**To be done**.
Among the entries, which lines carry the string "should"? Copy each of them.
-------- Input data
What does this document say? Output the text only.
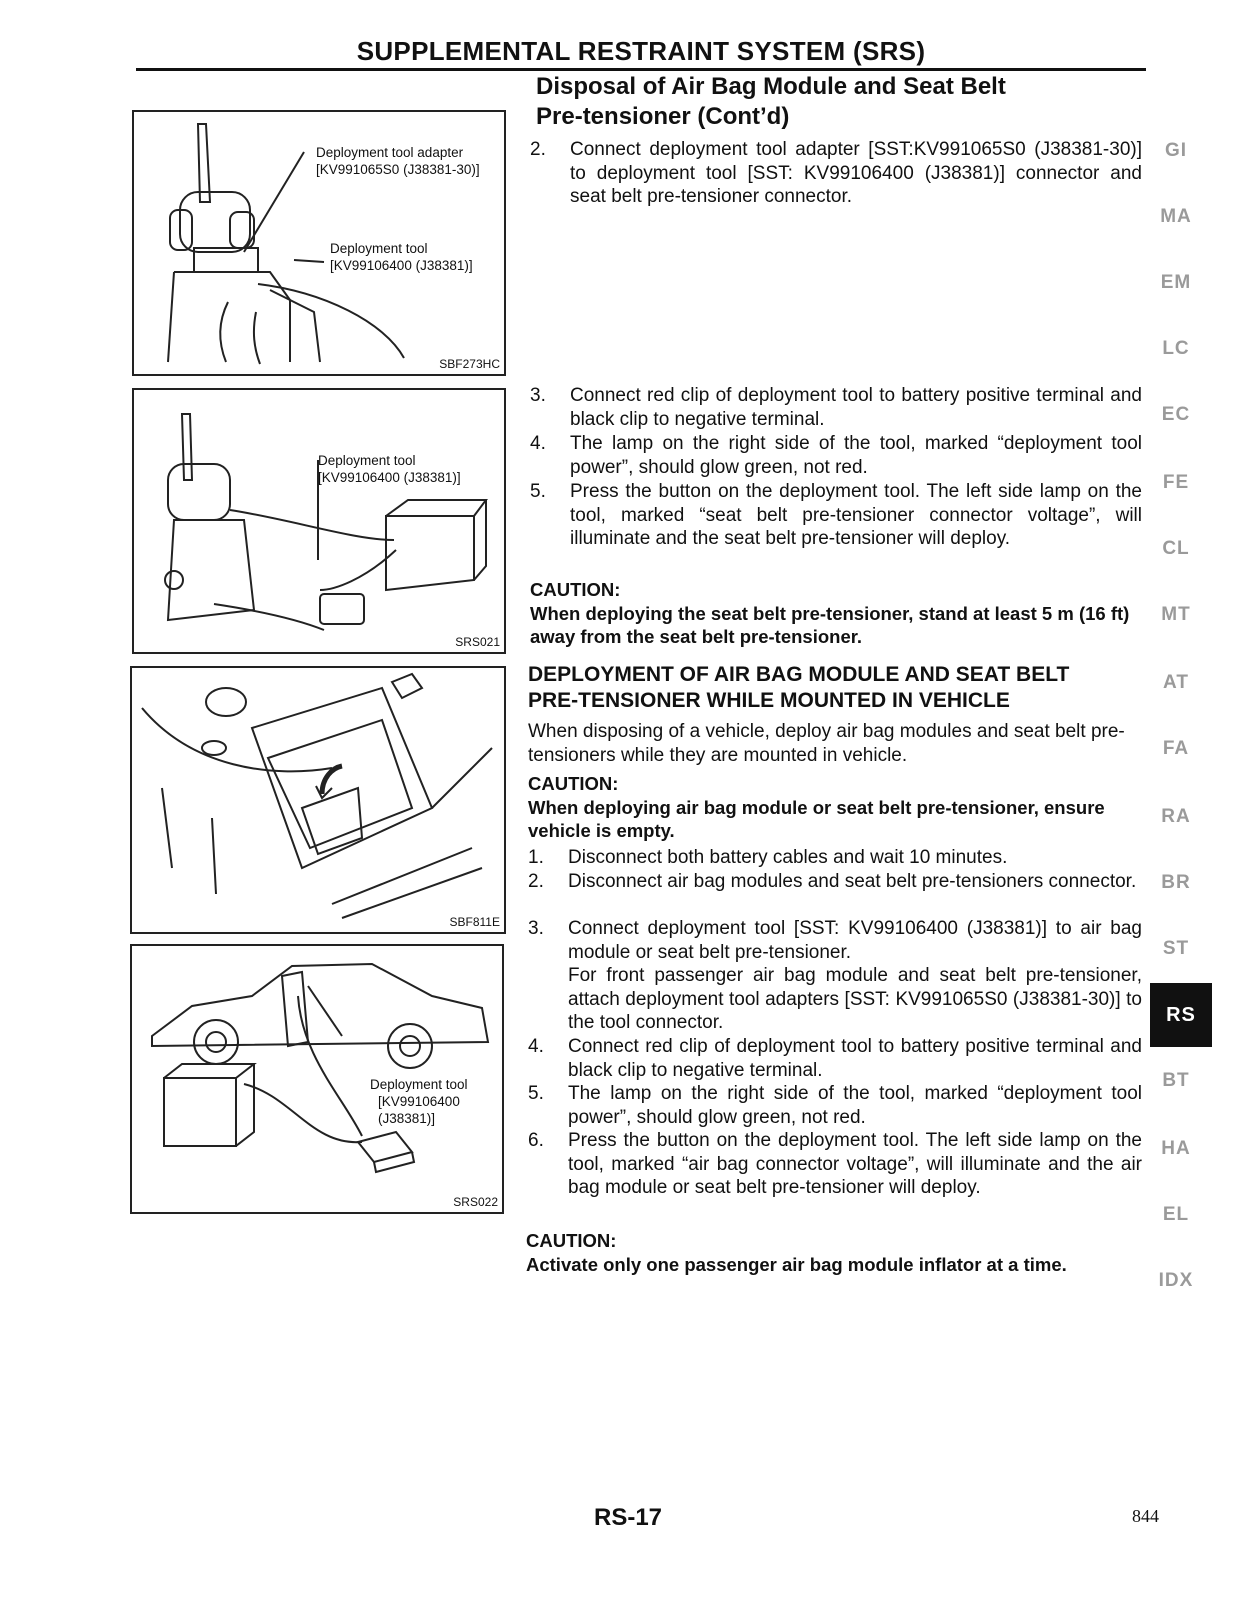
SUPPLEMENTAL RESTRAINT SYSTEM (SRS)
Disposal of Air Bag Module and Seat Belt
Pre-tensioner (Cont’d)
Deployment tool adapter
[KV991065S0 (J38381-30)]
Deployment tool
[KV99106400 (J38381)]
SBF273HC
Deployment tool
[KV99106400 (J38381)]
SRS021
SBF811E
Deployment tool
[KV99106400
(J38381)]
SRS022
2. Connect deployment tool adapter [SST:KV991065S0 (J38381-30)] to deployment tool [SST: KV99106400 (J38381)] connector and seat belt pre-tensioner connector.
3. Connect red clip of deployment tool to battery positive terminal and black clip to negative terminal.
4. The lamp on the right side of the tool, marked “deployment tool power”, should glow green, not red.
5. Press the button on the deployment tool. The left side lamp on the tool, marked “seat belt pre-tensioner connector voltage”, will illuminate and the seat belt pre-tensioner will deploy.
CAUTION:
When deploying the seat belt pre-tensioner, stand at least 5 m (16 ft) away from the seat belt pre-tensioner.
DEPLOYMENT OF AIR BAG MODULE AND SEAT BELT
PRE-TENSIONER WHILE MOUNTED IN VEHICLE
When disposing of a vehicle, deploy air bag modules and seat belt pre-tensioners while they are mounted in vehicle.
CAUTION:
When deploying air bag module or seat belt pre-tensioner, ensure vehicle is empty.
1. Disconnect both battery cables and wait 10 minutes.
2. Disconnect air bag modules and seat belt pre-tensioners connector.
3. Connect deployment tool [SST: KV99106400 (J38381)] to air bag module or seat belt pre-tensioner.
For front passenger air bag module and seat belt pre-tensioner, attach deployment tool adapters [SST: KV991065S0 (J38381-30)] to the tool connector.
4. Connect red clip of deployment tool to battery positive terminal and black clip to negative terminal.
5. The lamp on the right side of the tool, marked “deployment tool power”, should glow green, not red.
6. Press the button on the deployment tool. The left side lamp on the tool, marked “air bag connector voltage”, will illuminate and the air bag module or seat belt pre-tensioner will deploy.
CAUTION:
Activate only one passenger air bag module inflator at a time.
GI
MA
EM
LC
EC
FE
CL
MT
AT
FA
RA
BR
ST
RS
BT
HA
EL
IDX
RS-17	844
----------------
-------- Input data
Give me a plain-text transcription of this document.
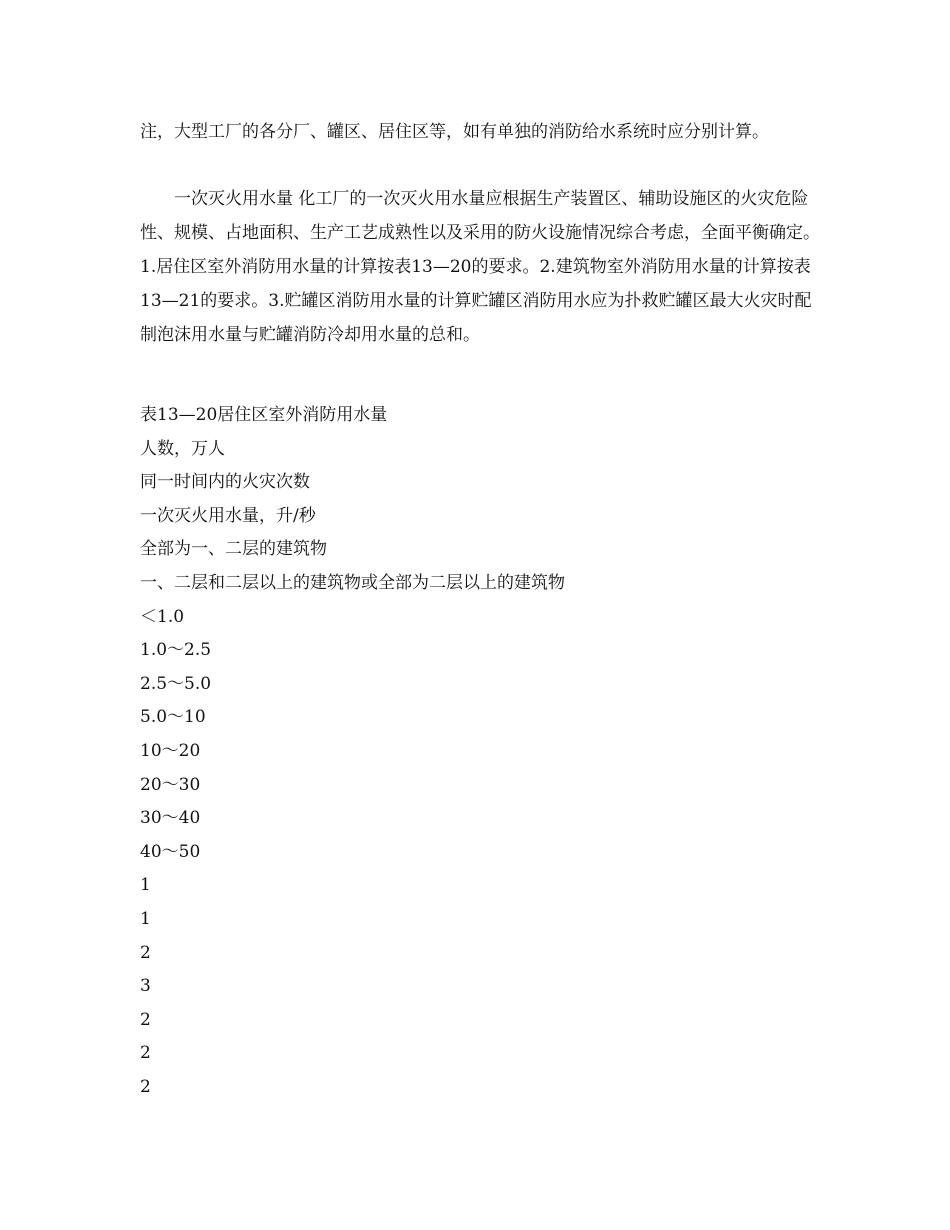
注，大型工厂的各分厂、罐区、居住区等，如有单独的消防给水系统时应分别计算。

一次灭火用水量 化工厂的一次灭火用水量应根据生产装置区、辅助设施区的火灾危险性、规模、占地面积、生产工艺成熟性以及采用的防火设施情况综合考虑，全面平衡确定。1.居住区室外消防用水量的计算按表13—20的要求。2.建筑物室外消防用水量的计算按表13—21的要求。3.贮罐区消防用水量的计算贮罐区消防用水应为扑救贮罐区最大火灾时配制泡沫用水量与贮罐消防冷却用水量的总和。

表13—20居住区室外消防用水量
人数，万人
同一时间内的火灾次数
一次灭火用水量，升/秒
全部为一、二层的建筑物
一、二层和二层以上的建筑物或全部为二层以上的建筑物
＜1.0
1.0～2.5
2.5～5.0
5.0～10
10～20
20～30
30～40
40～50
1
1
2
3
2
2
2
----------------
**Solution for this problem**.
4. The lamp on the right side of the tool, marked “deployment tool power”, should glow green, not red.
5. The lamp on the right side of the tool, marked “deployment tool power”, should glow green, not red.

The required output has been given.